*Task details*. Copy out all lines in the data below containing the string "возможных".

*Supplied material*.
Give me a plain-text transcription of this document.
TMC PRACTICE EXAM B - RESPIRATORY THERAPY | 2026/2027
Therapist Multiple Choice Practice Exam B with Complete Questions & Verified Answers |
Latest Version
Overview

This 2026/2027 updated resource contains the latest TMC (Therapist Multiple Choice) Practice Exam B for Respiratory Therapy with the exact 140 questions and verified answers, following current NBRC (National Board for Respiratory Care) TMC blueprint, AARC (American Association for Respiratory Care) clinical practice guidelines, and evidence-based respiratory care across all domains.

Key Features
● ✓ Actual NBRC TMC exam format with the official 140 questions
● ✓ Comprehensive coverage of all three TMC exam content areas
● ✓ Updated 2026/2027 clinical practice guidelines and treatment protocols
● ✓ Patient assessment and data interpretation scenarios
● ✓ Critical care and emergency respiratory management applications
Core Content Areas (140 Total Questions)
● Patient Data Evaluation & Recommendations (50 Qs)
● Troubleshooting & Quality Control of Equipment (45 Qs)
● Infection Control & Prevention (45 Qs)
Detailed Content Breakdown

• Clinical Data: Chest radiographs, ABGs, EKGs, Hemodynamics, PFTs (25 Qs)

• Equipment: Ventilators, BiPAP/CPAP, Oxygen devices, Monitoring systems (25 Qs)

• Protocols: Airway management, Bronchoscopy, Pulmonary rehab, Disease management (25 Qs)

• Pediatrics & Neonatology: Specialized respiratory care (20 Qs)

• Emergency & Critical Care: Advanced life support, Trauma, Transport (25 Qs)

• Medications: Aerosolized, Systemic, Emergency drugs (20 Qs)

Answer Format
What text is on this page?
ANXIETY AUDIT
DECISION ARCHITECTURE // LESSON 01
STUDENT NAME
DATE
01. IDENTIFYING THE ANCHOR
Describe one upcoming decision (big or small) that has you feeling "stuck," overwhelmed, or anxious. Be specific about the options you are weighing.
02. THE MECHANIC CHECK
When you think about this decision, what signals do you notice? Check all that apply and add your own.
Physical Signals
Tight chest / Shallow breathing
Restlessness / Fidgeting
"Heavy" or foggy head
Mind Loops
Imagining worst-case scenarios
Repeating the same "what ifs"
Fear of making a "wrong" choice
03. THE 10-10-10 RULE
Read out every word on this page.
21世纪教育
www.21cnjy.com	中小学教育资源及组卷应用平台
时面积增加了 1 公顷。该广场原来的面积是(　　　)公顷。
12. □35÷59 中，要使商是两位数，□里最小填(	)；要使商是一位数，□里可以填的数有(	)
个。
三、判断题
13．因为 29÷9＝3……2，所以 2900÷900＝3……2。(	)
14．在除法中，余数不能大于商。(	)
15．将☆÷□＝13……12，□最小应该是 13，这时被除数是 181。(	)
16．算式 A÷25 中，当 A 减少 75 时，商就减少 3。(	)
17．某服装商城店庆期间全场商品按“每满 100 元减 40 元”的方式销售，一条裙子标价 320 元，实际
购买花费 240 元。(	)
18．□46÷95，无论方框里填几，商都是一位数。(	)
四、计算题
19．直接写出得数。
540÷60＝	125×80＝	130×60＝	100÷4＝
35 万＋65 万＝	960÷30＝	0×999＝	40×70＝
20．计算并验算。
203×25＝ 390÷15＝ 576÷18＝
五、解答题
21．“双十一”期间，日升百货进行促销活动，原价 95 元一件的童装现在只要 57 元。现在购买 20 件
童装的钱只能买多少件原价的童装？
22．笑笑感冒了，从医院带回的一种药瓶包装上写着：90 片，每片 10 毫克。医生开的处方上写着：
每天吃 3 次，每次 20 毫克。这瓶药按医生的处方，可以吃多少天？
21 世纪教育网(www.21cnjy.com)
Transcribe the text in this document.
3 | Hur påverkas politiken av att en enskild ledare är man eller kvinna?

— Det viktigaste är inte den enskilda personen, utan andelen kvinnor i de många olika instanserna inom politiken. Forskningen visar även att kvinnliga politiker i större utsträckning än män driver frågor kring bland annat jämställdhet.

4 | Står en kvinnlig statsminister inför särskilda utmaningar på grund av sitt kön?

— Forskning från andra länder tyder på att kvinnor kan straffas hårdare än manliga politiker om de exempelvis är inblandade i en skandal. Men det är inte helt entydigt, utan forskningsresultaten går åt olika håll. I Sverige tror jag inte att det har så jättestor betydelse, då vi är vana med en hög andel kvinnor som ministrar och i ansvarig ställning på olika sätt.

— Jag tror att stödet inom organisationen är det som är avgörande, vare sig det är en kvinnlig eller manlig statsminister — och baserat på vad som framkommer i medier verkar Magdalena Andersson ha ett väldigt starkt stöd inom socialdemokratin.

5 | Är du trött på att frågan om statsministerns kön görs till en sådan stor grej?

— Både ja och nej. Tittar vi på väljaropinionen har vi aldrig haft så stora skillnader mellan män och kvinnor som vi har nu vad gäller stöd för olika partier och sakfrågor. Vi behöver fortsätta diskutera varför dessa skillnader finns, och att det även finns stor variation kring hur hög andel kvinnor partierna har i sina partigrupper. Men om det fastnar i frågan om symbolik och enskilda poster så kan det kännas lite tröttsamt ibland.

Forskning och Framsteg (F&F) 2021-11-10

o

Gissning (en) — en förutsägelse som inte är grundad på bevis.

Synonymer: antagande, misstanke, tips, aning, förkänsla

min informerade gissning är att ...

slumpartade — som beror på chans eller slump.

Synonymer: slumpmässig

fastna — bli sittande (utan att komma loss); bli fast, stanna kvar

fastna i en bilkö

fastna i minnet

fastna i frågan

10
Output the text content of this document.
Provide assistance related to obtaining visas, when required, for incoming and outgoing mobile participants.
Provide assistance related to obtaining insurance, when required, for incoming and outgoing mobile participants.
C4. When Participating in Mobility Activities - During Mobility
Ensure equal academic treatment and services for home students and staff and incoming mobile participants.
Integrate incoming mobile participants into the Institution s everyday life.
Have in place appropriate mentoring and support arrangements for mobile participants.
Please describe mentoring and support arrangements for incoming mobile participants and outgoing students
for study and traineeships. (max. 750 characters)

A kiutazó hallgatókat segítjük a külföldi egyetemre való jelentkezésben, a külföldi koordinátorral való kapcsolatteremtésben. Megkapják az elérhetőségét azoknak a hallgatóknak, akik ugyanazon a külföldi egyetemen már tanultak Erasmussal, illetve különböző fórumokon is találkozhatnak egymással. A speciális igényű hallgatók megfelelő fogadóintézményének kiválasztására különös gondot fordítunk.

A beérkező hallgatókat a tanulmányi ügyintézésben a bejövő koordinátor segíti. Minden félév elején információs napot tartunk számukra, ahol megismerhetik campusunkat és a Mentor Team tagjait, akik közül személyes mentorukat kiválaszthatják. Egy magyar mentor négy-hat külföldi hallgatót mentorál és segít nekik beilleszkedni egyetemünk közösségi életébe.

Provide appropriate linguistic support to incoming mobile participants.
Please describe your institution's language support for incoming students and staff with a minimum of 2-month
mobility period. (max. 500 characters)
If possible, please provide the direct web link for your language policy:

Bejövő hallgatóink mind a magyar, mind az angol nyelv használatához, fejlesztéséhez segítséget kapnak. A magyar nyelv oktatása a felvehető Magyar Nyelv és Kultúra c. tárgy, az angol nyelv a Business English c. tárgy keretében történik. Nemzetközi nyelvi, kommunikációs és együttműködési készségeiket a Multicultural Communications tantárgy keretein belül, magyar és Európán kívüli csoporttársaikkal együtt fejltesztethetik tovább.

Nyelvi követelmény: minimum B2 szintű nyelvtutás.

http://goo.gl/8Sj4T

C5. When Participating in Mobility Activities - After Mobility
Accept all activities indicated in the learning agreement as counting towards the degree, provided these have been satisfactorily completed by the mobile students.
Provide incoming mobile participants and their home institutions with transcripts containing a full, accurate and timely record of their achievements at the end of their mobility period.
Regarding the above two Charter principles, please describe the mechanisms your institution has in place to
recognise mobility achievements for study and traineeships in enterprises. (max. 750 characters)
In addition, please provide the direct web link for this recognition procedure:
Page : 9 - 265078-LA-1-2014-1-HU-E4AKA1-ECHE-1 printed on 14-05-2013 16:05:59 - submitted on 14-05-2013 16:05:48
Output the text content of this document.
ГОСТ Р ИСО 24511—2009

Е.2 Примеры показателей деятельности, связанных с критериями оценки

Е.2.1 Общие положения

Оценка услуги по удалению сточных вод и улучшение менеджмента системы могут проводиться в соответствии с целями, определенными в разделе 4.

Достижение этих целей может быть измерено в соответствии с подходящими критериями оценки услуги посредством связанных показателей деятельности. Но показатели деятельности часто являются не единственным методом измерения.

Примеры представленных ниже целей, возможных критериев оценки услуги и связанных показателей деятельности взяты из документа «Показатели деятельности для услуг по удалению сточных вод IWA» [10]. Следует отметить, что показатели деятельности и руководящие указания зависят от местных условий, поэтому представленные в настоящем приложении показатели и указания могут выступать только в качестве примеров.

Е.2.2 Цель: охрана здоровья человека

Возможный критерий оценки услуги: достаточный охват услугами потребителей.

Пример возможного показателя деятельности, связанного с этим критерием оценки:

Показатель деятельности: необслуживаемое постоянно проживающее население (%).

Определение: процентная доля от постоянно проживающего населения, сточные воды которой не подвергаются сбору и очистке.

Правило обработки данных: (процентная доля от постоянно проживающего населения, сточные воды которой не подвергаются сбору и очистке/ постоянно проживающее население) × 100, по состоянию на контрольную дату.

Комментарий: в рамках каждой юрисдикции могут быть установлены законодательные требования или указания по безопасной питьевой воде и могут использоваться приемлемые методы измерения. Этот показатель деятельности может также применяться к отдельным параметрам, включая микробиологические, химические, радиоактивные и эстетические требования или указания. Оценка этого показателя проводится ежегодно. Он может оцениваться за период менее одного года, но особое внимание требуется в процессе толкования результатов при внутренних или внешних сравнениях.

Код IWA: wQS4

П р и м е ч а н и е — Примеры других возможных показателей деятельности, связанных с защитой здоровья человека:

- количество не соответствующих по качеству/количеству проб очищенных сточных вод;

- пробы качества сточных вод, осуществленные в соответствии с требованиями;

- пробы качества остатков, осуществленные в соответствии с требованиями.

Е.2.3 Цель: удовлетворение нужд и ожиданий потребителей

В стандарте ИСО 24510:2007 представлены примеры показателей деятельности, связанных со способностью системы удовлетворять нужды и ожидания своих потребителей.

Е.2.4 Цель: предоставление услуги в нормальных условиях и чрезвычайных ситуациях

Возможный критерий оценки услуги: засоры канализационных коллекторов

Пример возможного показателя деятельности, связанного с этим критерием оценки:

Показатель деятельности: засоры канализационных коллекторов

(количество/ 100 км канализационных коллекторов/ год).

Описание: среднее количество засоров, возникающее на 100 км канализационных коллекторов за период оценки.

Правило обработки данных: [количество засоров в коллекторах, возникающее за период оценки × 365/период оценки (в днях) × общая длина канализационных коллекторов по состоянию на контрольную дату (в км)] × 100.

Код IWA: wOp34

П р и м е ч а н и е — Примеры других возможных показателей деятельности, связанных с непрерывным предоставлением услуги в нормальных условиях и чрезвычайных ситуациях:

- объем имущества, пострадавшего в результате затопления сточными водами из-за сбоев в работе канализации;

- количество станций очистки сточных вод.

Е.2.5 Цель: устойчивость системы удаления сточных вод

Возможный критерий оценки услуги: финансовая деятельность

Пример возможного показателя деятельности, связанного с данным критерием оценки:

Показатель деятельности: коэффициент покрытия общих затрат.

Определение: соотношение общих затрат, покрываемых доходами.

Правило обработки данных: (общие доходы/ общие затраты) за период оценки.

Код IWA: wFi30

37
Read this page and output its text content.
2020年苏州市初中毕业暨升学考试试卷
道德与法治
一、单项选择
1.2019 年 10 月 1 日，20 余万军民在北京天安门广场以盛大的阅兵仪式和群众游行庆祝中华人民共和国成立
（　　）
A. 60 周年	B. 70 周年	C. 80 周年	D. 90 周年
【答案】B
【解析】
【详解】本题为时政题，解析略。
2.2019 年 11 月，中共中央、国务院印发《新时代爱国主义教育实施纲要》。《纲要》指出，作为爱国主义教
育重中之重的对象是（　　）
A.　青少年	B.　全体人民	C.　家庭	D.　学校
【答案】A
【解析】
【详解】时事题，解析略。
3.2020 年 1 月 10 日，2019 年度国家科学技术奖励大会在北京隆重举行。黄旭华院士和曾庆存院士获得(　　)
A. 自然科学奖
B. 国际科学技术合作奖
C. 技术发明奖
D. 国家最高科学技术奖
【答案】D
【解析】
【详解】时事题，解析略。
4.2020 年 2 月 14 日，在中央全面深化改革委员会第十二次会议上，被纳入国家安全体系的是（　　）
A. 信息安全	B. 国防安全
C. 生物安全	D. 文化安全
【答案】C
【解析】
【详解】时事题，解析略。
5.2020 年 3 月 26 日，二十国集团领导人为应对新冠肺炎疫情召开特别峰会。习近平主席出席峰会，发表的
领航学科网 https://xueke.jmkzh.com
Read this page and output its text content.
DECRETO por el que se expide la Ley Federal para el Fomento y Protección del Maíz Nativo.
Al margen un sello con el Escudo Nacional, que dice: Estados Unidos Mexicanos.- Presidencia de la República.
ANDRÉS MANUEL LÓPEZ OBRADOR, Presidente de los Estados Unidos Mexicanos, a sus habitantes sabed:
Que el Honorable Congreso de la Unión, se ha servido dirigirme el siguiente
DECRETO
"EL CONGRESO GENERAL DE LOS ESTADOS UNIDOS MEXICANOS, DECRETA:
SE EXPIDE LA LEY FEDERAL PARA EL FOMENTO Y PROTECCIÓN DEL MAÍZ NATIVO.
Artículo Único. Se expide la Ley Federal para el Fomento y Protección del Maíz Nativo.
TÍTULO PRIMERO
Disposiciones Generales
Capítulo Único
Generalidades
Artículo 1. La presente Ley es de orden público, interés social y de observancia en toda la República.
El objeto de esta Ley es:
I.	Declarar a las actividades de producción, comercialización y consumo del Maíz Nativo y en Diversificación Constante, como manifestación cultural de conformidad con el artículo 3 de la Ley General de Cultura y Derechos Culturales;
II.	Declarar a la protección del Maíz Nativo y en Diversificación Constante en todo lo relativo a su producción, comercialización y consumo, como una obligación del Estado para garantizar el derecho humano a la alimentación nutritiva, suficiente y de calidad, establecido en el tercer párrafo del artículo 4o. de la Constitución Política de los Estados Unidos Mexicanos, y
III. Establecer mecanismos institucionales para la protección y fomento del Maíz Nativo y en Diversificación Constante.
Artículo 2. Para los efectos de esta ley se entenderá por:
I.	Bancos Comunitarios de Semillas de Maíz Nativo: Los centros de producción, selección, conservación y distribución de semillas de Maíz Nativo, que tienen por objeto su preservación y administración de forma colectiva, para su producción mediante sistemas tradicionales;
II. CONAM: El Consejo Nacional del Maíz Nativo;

*The solution*.
Примеры представленных ниже целей, возможных критериев оценки услуги и связанных показателей деятельности взяты из документа «Показатели деятельности для услуг по удалению сточных вод IWA» [10]. Следует отметить, что показатели деятельности и руководящие указания зависят от местных условий, поэтому представленные в настоящем приложении показатели и указания могут выступать только в качестве примеров.
П р и м е ч а н и е — Примеры других возможных показателей деятельности, связанных с защитой здоровья человека:
П р и м е ч а н и е — Примеры других возможных показателей деятельности, связанных с непрерывным предоставлением услуги в нормальных условиях и чрезвычайных ситуациях:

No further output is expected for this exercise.